[WRITTEN INSTRUCTION]
In your copy, reproduce the entries exactly as they are, minus the images.

┌────────

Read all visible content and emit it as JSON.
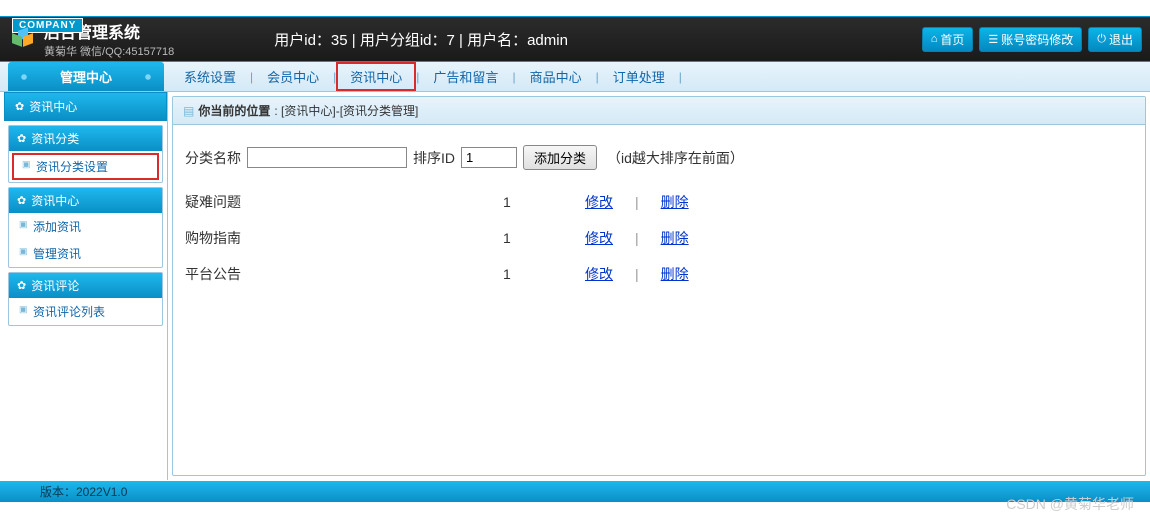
{
  "company_tag": "COMPANY",
  "header": {
    "title": "后台管理系统",
    "subtitle": "黄菊华 微信/QQ:45157718",
    "info": "用户id：35 | 用户分组id：7 | 用户名：admin",
    "home": "首页",
    "pwd": "账号密码修改",
    "logout": "退出"
  },
  "topnav": {
    "mgmt": "管理中心",
    "items": [
      "系统设置",
      "会员中心",
      "资讯中心",
      "广告和留言",
      "商品中心",
      "订单处理"
    ]
  },
  "sidebar": {
    "top": "资讯中心",
    "sections": [
      {
        "title": "资讯分类",
        "items": [
          {
            "label": "资讯分类设置",
            "boxed": true
          }
        ]
      },
      {
        "title": "资讯中心",
        "items": [
          {
            "label": "添加资讯"
          },
          {
            "label": "管理资讯"
          }
        ]
      },
      {
        "title": "资讯评论",
        "items": [
          {
            "label": "资讯评论列表"
          }
        ]
      }
    ]
  },
  "crumb": {
    "label": "你当前的位置",
    "path": ": [资讯中心]-[资讯分类管理]"
  },
  "form": {
    "name_label": "分类名称",
    "name_value": "",
    "sort_label": "排序ID",
    "sort_value": "1",
    "add_btn": "添加分类",
    "hint": "（id越大排序在前面）"
  },
  "rows": [
    {
      "name": "疑难问题",
      "sort": "1",
      "edit": "修改",
      "del": "删除"
    },
    {
      "name": "购物指南",
      "sort": "1",
      "edit": "修改",
      "del": "删除"
    },
    {
      "name": "平台公告",
      "sort": "1",
      "edit": "修改",
      "del": "删除"
    }
  ],
  "footer": "版本：2022V1.0",
  "watermark": "CSDN @黄菊华老师"
}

└────────

[FULL RESPONSE]
Read all visible content and emit it as JSON.
{
  "company_tag": "COMPANY",
  "header": {
    "title": "后台管理系统",
    "subtitle": "黄菊华 微信/QQ:45157718",
    "info": "用户id：35 | 用户分组id：7 | 用户名：admin",
    "home": "首页",
    "pwd": "账号密码修改",
    "logout": "退出"
  },
  "topnav": {
    "mgmt": "管理中心",
    "items": [
      "系统设置",
      "会员中心",
      "资讯中心",
      "广告和留言",
      "商品中心",
      "订单处理"
    ]
  },
  "sidebar": {
    "top": "资讯中心",
    "sections": [
      {
        "title": "资讯分类",
        "items": [
          {
            "label": "资讯分类设置",
            "boxed": true
          }
        ]
      },
      {
        "title": "资讯中心",
        "items": [
          {
            "label": "添加资讯"
          },
          {
            "label": "管理资讯"
          }
        ]
      },
      {
        "title": "资讯评论",
        "items": [
          {
            "label": "资讯评论列表"
          }
        ]
      }
    ]
  },
  "crumb": {
    "label": "你当前的位置",
    "path": ": [资讯中心]-[资讯分类管理]"
  },
  "form": {
    "name_label": "分类名称",
    "name_value": "",
    "sort_label": "排序ID",
    "sort_value": "1",
    "add_btn": "添加分类",
    "hint": "（id越大排序在前面）"
  },
  "rows": [
    {
      "name": "疑难问题",
      "sort": "1",
      "edit": "修改",
      "del": "删除"
    },
    {
      "name": "购物指南",
      "sort": "1",
      "edit": "修改",
      "del": "删除"
    },
    {
      "name": "平台公告",
      "sort": "1",
      "edit": "修改",
      "del": "删除"
    }
  ],
  "footer": "版本：2022V1.0",
  "watermark": "CSDN @黄菊华老师"
}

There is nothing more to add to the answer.